**Working data**
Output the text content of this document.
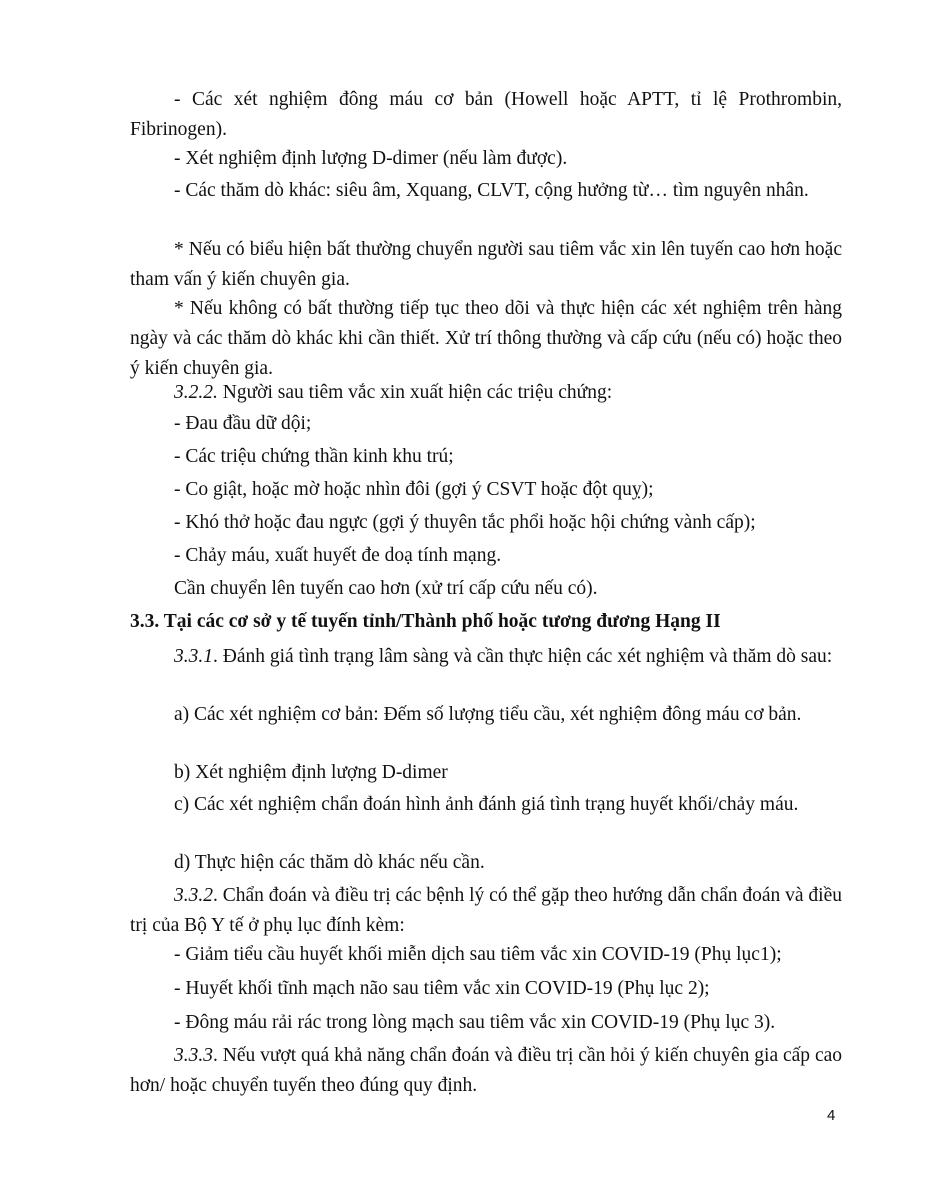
- Các xét nghiệm đông máu cơ bản (Howell hoặc APTT, tỉ lệ Prothrombin, Fibrinogen).

- Xét nghiệm định lượng D-dimer (nếu làm được).

- Các thăm dò khác: siêu âm, Xquang, CLVT, cộng hưởng từ… tìm nguyên nhân.

* Nếu có biểu hiện bất thường chuyển người sau tiêm vắc xin lên tuyến cao hơn hoặc tham vấn ý kiến chuyên gia.

* Nếu không có bất thường tiếp tục theo dõi và thực hiện các xét nghiệm trên hàng ngày và các thăm dò khác khi cần thiết. Xử trí thông thường và cấp cứu (nếu có) hoặc theo ý kiến chuyên gia.

3.2.2. Người sau tiêm vắc xin xuất hiện các triệu chứng:

- Đau đầu dữ dội;

- Các triệu chứng thần kinh khu trú;

- Co giật, hoặc mờ hoặc nhìn đôi (gợi ý CSVT hoặc đột quỵ);

- Khó thở hoặc đau ngực (gợi ý thuyên tắc phổi hoặc hội chứng vành cấp);

- Chảy máu, xuất huyết đe doạ tính mạng.

Cần chuyển lên tuyến cao hơn (xử trí cấp cứu nếu có).

3.3. Tại các cơ sở y tế tuyến tỉnh/Thành phố hoặc tương đương Hạng II

3.3.1. Đánh giá tình trạng lâm sàng và cần thực hiện các xét nghiệm và thăm dò sau:

a) Các xét nghiệm cơ bản: Đếm số lượng tiểu cầu, xét nghiệm đông máu cơ bản.

b) Xét nghiệm định lượng D-dimer

c) Các xét nghiệm chẩn đoán hình ảnh đánh giá tình trạng huyết khối/chảy máu.

d) Thực hiện các thăm dò khác nếu cần.

3.3.2. Chẩn đoán và điều trị các bệnh lý có thể gặp theo hướng dẫn chẩn đoán và điều trị của Bộ Y tế ở phụ lục đính kèm:

- Giảm tiểu cầu huyết khối miễn dịch sau tiêm vắc xin COVID-19 (Phụ lục1);

- Huyết khối tĩnh mạch não sau tiêm vắc xin COVID-19 (Phụ lục 2);

- Đông máu rải rác trong lòng mạch sau tiêm vắc xin COVID-19 (Phụ lục 3).

3.3.3. Nếu vượt quá khả năng chẩn đoán và điều trị cần hỏi ý kiến chuyên gia cấp cao hơn/ hoặc chuyển tuyến theo đúng quy định.

4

**What is asked**
Keep every word of the data as it is when you write it out, but drop the pictures.

**Written reply**
Output the text content of this document.
- Các xét nghiệm đông máu cơ bản (Howell hoặc APTT, tỉ lệ Prothrombin, Fibrinogen).

- Xét nghiệm định lượng D-dimer (nếu làm được).

- Các thăm dò khác: siêu âm, Xquang, CLVT, cộng hưởng từ… tìm nguyên nhân.

* Nếu có biểu hiện bất thường chuyển người sau tiêm vắc xin lên tuyến cao hơn hoặc tham vấn ý kiến chuyên gia.

* Nếu không có bất thường tiếp tục theo dõi và thực hiện các xét nghiệm trên hàng ngày và các thăm dò khác khi cần thiết. Xử trí thông thường và cấp cứu (nếu có) hoặc theo ý kiến chuyên gia.

3.2.2. Người sau tiêm vắc xin xuất hiện các triệu chứng:

- Đau đầu dữ dội;

- Các triệu chứng thần kinh khu trú;

- Co giật, hoặc mờ hoặc nhìn đôi (gợi ý CSVT hoặc đột quỵ);

- Khó thở hoặc đau ngực (gợi ý thuyên tắc phổi hoặc hội chứng vành cấp);

- Chảy máu, xuất huyết đe doạ tính mạng.

Cần chuyển lên tuyến cao hơn (xử trí cấp cứu nếu có).

3.3. Tại các cơ sở y tế tuyến tỉnh/Thành phố hoặc tương đương Hạng II

3.3.1. Đánh giá tình trạng lâm sàng và cần thực hiện các xét nghiệm và thăm dò sau:

a) Các xét nghiệm cơ bản: Đếm số lượng tiểu cầu, xét nghiệm đông máu cơ bản.

b) Xét nghiệm định lượng D-dimer

c) Các xét nghiệm chẩn đoán hình ảnh đánh giá tình trạng huyết khối/chảy máu.

d) Thực hiện các thăm dò khác nếu cần.

3.3.2. Chẩn đoán và điều trị các bệnh lý có thể gặp theo hướng dẫn chẩn đoán và điều trị của Bộ Y tế ở phụ lục đính kèm:

- Giảm tiểu cầu huyết khối miễn dịch sau tiêm vắc xin COVID-19 (Phụ lục1);

- Huyết khối tĩnh mạch não sau tiêm vắc xin COVID-19 (Phụ lục 2);

- Đông máu rải rác trong lòng mạch sau tiêm vắc xin COVID-19 (Phụ lục 3).

3.3.3. Nếu vượt quá khả năng chẩn đoán và điều trị cần hỏi ý kiến chuyên gia cấp cao hơn/ hoặc chuyển tuyến theo đúng quy định.

4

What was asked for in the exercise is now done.